Tarefa a realizar. Com base no texto sobre intolerância religiosa, explique por que surgiu a suspeita de que o ataque à residência no Conjunto Miranda poderia estar relacionado à fé do morador.

Fonte.
▶
Comentários ofensivos e ataques acendem alerta sobre intolerância religiosa

Semanas atrás, a Folha de Campo Largo noticiou e presenciou, em suas redes sociais, casos ligados à intolerância religiosa na cidade. Em uma das publicações do jornal, que trazia uma informação relacionada à fé católica, um comentário gerou indignação: “Se esse povo não se arrepender, vai morar no inferno”. A frase foi suficiente para provocar reações entre os leitores, alguns dos quais afirmaram se tratar de crime.
Pouco tempo antes, em setembro, o jornal também noticiou o caso de vandalismo em uma residência no Conjunto Miranda, utilizada como espaço para atividades religiosas. O morador relatou que fogos de artifício, ovos e até um pote de vidro foram arremessados contra o imóvel. Segundo ele, episódios semelhantes já haviam ocorrido em endereços anteriores, o que levantou a suspeita de que o ataque poderia estar relacionado à sua fé.
Diante da repetição de casos das manifestações de intolerância religiosa, a reportagem conversou com o advogado Fábio Roberto Portella, que explicou como a legislação brasileira trata esse tipo de situação, quais são as penalidades previstas e o que as vítimas podem fazer para se proteger.
◀
Listagem fornecida.
▶
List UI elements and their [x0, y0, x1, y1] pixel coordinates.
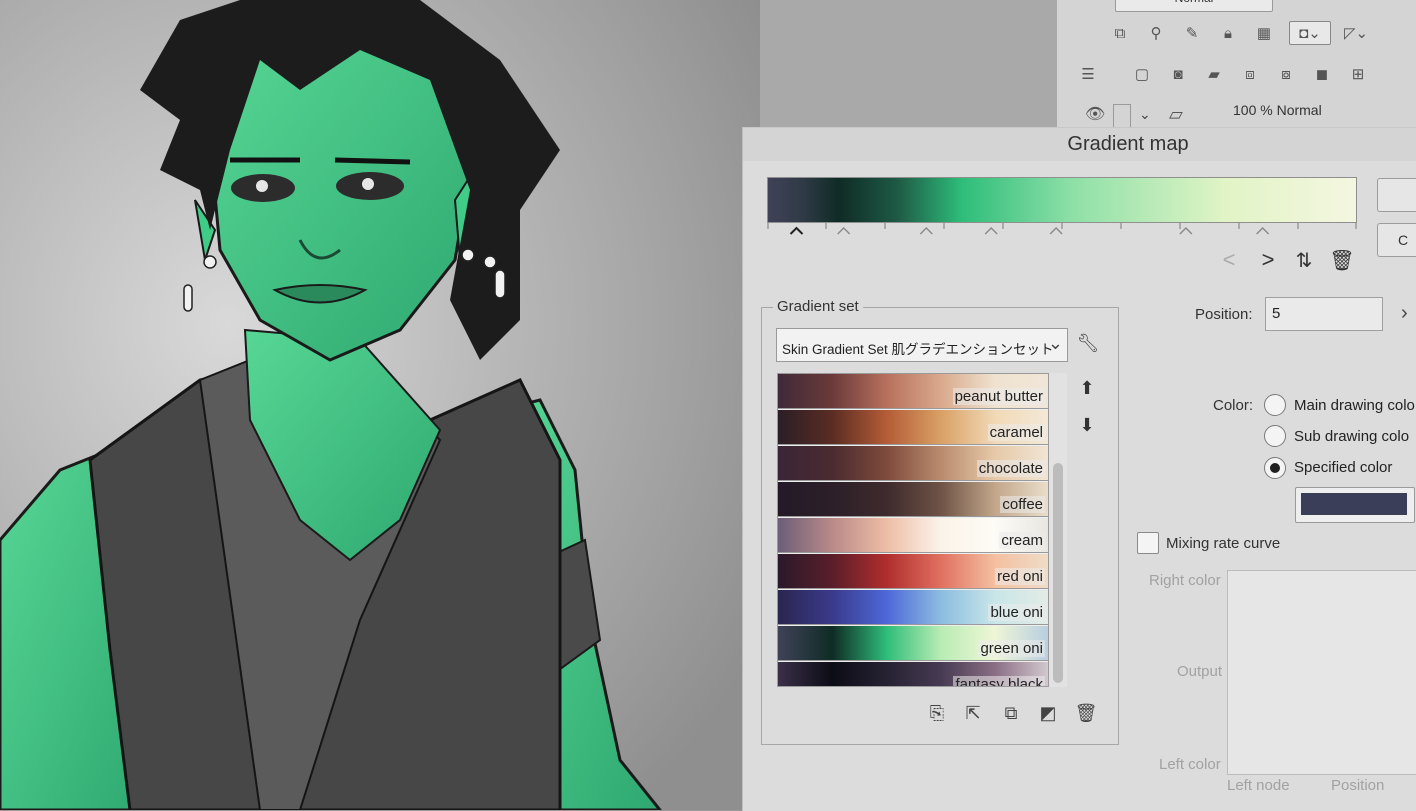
gradient-item-label: red oni	[995, 568, 1045, 585]
gradient-set-select[interactable]: Skin Gradient Set 肌グラデエンションセット ⌄	[776, 328, 1068, 362]
gradient-node-3[interactable]	[984, 227, 998, 235]
gradient-node-6[interactable]	[1256, 227, 1270, 235]
duplicate-icon[interactable]: ⧉	[999, 701, 1023, 725]
radio-sub-drawing-color[interactable]	[1264, 425, 1286, 447]
mask-enable-icon[interactable]: ◘⌄	[1289, 21, 1331, 45]
lock-alpha-icon[interactable]: ▦	[1253, 22, 1275, 44]
lock-icon[interactable]: 🔒︎	[1217, 22, 1239, 44]
gradient-list-item[interactable]: peanut butter	[778, 374, 1048, 409]
gradient-list: peanut butter caramel chocolate coffee cream…	[777, 373, 1049, 687]
gradient-map-dialog: Gradient map C < > ⇅ 🗑︎ Gradient set Ski…	[742, 127, 1416, 811]
gradient-node-markers[interactable]	[767, 223, 1357, 237]
radio-specified-color[interactable]	[1264, 457, 1286, 479]
gradient-node-4[interactable]	[1049, 227, 1063, 235]
gradient-item-label: green oni	[978, 640, 1045, 657]
gradient-item-label: peanut butter	[952, 388, 1045, 405]
layer-check-icon[interactable]	[1113, 104, 1131, 128]
visibility-eye-icon[interactable]: 👁︎	[1085, 104, 1105, 124]
gradient-set-selected: Skin Gradient Set 肌グラデエンションセット	[782, 342, 1054, 357]
flip-gradient-icon[interactable]: ⇅	[1291, 246, 1317, 274]
gradient-item-label: chocolate	[976, 460, 1045, 477]
gradient-node-0[interactable]	[789, 226, 804, 235]
gradient-list-item[interactable]: blue oni	[778, 590, 1048, 625]
delete-node-icon[interactable]: 🗑︎	[1329, 246, 1355, 274]
gradient-node-1[interactable]	[837, 227, 851, 235]
mixing-rate-curve-label: Mixing rate curve	[1166, 535, 1281, 552]
gradient-item-label: fantasy black	[953, 676, 1045, 686]
gradient-list-item[interactable]: chocolate	[778, 446, 1048, 481]
reference-icon[interactable]: ⚲	[1145, 22, 1167, 44]
gradient-item-label: caramel	[987, 424, 1045, 441]
layer-opacity-mode: 100 % Normal	[1233, 102, 1322, 118]
dialog-titlebar[interactable]: Gradient map	[743, 128, 1416, 161]
chevron-right-icon[interactable]: ›	[1401, 302, 1408, 325]
dialog-title: Gradient map	[1067, 133, 1189, 155]
gradient-item-label: blue oni	[988, 604, 1045, 621]
layer-entry[interactable]: 👁︎ ⌄ ▱ 100 % Normal	[1077, 100, 1416, 130]
position-label: Position:	[1195, 306, 1253, 323]
gradient-preview-bar[interactable]	[767, 177, 1357, 223]
position-input[interactable]: 5	[1265, 297, 1383, 331]
gradient-list-item[interactable]: red oni	[778, 554, 1048, 589]
next-node-icon[interactable]: >	[1255, 246, 1281, 274]
layer-list-icon[interactable]: ☰	[1077, 63, 1099, 85]
new-folder-icon[interactable]: ▰	[1203, 63, 1225, 85]
color-label: Color:	[1213, 397, 1254, 414]
layer-toolbar-row-1: ⧉ ⚲ ✎ 🔒︎ ▦ ◘⌄ ◸⌄	[1109, 20, 1368, 46]
add-set-icon[interactable]: ◩	[1036, 701, 1060, 725]
cancel-button[interactable]: C	[1377, 223, 1416, 257]
left-color-label: Left color	[1159, 756, 1221, 773]
gradient-set-legend: Gradient set	[773, 298, 863, 315]
move-down-icon[interactable]: ⬇	[1077, 415, 1097, 437]
add-icon[interactable]: ⊞	[1347, 63, 1369, 85]
gradient-list-item[interactable]: cream	[778, 518, 1048, 553]
radio-specified-label: Specified color	[1294, 459, 1393, 476]
gradient-list-item[interactable]: green oni	[778, 626, 1048, 661]
mask-disable-icon[interactable]: ◸⌄	[1344, 22, 1368, 44]
gradient-node-5[interactable]	[1179, 227, 1193, 235]
gradient-list-item[interactable]: caramel	[778, 410, 1048, 445]
position-axis-label: Position	[1331, 777, 1385, 794]
transfer-down-icon[interactable]: ⧈	[1239, 63, 1261, 85]
radio-main-label: Main drawing colo	[1294, 397, 1415, 414]
specified-color-swatch[interactable]	[1301, 493, 1407, 515]
right-color-label: Right color	[1149, 572, 1221, 589]
gradient-list-item[interactable]: fantasy black	[778, 662, 1048, 686]
folder-icon: ▱	[1169, 104, 1183, 124]
gradient-item-label: cream	[999, 532, 1045, 549]
scrollbar-thumb[interactable]	[1053, 463, 1063, 683]
layer-toolbar-row-2: ☰ ▢ ◙ ▰ ⧈ ⧇ ◼ ⊞	[1077, 61, 1369, 87]
ok-button[interactable]	[1377, 178, 1416, 212]
move-up-icon[interactable]: ⬆	[1077, 378, 1097, 400]
mask-icon[interactable]: ◼	[1311, 63, 1333, 85]
draft-icon[interactable]: ✎	[1181, 22, 1203, 44]
layer-panel: Normal ⧉ ⚲ ✎ 🔒︎ ▦ ◘⌄ ◸⌄ ☰ ▢ ◙ ▰ ⧈ ⧇ ◼ ⊞ …	[1056, 0, 1416, 130]
gradient-item-label: coffee	[1000, 496, 1045, 513]
previous-node-icon[interactable]: <	[1216, 246, 1242, 274]
clip-icon[interactable]: ⧉	[1109, 22, 1131, 44]
import-icon[interactable]: ⎘	[925, 701, 949, 725]
output-label: Output	[1177, 663, 1223, 680]
new-vector-layer-icon[interactable]: ◙	[1167, 63, 1189, 85]
expand-chevron-icon[interactable]: ⌄	[1139, 106, 1151, 123]
blend-mode-dropdown[interactable]: Normal	[1115, 0, 1273, 12]
radio-sub-label: Sub drawing colo	[1294, 428, 1410, 445]
chevron-down-icon: ⌄	[1047, 333, 1063, 353]
new-raster-layer-icon[interactable]: ▢	[1131, 63, 1153, 85]
export-icon[interactable]: ⇱	[961, 701, 985, 725]
radio-main-drawing-color[interactable]	[1264, 394, 1286, 416]
left-node-label: Left node	[1227, 777, 1290, 794]
mixing-rate-curve-checkbox[interactable]	[1137, 532, 1159, 554]
combine-icon[interactable]: ⧇	[1275, 63, 1297, 85]
wrench-icon[interactable]: 🔧︎	[1076, 333, 1100, 357]
gradient-node-2[interactable]	[919, 227, 933, 235]
mixing-curve-graph[interactable]	[1227, 570, 1416, 775]
trash-icon[interactable]: 🗑︎	[1074, 701, 1098, 725]
gradient-list-item[interactable]: coffee	[778, 482, 1048, 517]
◀
Resposta do exercício. Segundo o morador, episódios semelhantes já haviam ocorrido em endereços anteriores. Essa repetição levantou a suspeita de que o ataque poderia estar ligado à sua fé.